Layout coordinate data
::::::::::

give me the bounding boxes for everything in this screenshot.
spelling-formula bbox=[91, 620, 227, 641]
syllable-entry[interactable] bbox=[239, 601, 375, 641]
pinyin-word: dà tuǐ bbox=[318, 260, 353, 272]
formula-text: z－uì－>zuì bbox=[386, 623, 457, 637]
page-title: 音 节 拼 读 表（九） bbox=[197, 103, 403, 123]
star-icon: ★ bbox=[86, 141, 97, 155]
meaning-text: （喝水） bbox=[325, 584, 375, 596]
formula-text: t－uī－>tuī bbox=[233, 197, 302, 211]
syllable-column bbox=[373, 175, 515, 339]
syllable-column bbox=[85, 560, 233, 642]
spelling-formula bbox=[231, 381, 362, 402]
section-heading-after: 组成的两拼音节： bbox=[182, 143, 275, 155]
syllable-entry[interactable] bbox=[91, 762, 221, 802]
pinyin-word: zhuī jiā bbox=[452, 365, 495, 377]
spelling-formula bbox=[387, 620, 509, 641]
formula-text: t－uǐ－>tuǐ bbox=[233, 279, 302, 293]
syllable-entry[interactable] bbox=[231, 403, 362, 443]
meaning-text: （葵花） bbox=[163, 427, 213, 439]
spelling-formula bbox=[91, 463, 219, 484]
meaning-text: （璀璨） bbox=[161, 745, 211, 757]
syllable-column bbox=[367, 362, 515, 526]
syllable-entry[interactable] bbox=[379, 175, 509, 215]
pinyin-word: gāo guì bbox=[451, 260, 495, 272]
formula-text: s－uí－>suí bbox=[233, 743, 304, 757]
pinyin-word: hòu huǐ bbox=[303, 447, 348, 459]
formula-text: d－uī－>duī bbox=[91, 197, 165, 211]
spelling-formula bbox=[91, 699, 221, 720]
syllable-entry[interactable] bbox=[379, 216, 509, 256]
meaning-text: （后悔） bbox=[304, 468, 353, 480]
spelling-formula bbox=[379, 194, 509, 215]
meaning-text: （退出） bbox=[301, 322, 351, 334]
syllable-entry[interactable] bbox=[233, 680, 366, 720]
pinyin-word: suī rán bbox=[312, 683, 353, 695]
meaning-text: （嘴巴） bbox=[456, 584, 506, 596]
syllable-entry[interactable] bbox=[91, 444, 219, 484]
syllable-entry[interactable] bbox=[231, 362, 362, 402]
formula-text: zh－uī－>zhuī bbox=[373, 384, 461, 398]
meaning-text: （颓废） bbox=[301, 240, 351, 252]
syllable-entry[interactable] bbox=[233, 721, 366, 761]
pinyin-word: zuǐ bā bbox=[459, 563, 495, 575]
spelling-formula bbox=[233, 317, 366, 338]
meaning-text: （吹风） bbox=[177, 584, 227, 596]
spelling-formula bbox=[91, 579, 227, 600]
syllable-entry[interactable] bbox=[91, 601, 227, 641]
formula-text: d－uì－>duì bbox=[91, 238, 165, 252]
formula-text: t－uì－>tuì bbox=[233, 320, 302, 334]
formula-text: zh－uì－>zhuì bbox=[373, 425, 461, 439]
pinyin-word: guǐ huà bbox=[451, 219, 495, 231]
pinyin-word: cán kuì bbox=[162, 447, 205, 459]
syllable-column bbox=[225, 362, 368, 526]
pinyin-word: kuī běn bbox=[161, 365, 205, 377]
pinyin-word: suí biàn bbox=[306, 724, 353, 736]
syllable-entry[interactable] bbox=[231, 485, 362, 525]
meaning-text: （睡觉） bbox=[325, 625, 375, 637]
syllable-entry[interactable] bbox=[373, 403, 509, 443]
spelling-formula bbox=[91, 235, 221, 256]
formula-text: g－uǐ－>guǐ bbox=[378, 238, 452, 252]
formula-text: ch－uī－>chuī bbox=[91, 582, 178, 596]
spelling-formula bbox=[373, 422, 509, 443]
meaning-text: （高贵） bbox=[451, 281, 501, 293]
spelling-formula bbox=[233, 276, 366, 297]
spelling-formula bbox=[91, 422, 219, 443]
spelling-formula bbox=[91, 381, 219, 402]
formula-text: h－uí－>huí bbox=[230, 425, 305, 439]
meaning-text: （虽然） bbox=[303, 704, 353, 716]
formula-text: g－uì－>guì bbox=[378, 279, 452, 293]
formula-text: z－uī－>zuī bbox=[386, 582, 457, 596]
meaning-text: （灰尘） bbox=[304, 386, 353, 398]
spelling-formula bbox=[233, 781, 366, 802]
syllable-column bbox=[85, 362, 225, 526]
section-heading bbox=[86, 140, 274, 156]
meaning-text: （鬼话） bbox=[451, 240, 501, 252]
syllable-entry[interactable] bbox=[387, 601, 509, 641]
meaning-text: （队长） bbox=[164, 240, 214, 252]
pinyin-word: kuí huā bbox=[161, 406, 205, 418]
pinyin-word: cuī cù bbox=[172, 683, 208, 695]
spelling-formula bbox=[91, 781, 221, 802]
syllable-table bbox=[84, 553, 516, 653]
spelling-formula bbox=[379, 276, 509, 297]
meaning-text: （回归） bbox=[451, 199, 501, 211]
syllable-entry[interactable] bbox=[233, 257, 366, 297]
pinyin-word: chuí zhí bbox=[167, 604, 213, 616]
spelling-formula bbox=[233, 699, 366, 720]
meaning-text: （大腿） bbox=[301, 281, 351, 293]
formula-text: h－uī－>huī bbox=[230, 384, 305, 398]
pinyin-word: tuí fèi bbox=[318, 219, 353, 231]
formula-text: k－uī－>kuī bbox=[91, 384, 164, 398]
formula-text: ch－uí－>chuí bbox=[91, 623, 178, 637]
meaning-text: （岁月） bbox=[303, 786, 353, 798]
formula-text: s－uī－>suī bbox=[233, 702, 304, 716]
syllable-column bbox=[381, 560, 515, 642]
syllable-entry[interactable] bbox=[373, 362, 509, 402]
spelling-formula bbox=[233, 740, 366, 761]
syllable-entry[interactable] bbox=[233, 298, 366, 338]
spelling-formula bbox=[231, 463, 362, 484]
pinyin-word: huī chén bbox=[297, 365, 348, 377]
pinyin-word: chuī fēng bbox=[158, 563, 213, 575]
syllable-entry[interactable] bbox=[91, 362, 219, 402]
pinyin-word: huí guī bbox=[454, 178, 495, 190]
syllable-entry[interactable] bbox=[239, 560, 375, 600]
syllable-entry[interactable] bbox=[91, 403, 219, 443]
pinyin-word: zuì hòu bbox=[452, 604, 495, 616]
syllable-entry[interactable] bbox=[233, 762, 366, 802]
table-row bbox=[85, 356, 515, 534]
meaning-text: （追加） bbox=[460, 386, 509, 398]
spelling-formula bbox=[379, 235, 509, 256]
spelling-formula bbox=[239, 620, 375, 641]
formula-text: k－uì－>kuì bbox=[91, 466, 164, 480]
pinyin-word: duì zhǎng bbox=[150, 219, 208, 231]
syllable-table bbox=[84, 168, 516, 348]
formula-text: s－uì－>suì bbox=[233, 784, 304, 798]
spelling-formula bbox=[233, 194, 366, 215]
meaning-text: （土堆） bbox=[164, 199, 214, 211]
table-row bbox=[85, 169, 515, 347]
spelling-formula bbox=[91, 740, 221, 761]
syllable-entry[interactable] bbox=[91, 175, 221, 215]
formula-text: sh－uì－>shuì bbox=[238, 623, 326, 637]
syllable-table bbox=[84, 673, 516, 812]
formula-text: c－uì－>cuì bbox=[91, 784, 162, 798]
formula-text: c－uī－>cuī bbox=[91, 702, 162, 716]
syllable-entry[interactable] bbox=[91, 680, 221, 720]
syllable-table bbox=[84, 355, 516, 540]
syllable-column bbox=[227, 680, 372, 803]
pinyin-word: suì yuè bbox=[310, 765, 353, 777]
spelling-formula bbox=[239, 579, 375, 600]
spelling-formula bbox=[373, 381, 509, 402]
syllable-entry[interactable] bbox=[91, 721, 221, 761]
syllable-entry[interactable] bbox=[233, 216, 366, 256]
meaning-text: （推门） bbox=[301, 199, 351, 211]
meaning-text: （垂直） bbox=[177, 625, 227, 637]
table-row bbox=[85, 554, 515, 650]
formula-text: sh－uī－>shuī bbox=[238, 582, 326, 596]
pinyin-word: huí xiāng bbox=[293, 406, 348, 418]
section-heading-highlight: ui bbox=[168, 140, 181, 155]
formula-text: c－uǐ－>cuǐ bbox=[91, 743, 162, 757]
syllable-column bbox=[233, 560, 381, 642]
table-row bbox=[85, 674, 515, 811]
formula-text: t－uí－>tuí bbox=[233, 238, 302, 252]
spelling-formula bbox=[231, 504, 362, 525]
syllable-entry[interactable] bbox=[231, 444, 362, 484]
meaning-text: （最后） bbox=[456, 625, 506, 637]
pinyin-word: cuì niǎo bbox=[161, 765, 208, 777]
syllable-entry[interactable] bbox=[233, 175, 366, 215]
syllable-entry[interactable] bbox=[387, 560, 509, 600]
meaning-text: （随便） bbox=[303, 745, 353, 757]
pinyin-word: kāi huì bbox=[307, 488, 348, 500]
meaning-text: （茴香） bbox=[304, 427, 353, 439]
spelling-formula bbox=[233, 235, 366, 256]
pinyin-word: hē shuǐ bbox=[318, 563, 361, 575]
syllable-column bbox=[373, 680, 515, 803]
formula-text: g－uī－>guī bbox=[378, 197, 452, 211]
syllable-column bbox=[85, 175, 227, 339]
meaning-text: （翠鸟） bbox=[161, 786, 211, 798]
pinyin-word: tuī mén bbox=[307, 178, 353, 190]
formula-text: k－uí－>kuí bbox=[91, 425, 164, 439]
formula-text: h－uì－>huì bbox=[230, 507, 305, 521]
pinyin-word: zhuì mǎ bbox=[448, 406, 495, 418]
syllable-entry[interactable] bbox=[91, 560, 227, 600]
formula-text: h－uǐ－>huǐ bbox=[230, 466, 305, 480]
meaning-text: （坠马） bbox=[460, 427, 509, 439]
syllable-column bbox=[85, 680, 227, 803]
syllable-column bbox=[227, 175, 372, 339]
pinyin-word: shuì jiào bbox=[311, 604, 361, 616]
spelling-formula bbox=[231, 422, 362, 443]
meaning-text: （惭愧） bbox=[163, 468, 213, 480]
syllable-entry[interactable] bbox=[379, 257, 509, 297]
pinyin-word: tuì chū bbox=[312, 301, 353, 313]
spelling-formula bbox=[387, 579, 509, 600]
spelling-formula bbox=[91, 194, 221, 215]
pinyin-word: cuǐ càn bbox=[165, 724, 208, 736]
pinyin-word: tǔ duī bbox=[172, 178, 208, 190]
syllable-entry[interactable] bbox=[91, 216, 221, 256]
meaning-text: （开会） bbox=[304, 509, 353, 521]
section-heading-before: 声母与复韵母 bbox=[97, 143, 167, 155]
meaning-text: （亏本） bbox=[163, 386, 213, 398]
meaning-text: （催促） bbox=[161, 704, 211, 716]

::::::::::

■ YOUR INSTRUCTIONS:
Switch "syllable-entry" to "pinyin-entry" in the data from the first line through the line that contains "spelling-formula bbox=[91, 699, 221, 720]", inclusive. Reproduce only those lines, with everything else unchanged.

■ EXERCISE RESULT:
give me the bounding boxes for everything in this screenshot.
spelling-formula bbox=[91, 620, 227, 641]
pinyin-entry[interactable] bbox=[239, 601, 375, 641]
pinyin-word: dà tuǐ bbox=[318, 260, 353, 272]
formula-text: z－uì－>zuì bbox=[386, 623, 457, 637]
page-title: 音 节 拼 读 表（九） bbox=[197, 103, 403, 123]
star-icon: ★ bbox=[86, 141, 97, 155]
meaning-text: （喝水） bbox=[325, 584, 375, 596]
formula-text: t－uī－>tuī bbox=[233, 197, 302, 211]
syllable-column bbox=[373, 175, 515, 339]
syllable-column bbox=[85, 560, 233, 642]
spelling-formula bbox=[231, 381, 362, 402]
section-heading-after: 组成的两拼音节： bbox=[182, 143, 275, 155]
pinyin-entry[interactable] bbox=[91, 762, 221, 802]
pinyin-word: zhuī jiā bbox=[452, 365, 495, 377]
spelling-formula bbox=[387, 620, 509, 641]
formula-text: t－uǐ－>tuǐ bbox=[233, 279, 302, 293]
pinyin-entry[interactable] bbox=[231, 403, 362, 443]
meaning-text: （葵花） bbox=[163, 427, 213, 439]
spelling-formula bbox=[91, 463, 219, 484]
meaning-text: （璀璨） bbox=[161, 745, 211, 757]
syllable-column bbox=[367, 362, 515, 526]
pinyin-entry[interactable] bbox=[379, 175, 509, 215]
pinyin-word: gāo guì bbox=[451, 260, 495, 272]
formula-text: s－uí－>suí bbox=[233, 743, 304, 757]
pinyin-word: hòu huǐ bbox=[303, 447, 348, 459]
formula-text: d－uī－>duī bbox=[91, 197, 165, 211]
spelling-formula bbox=[91, 699, 221, 720]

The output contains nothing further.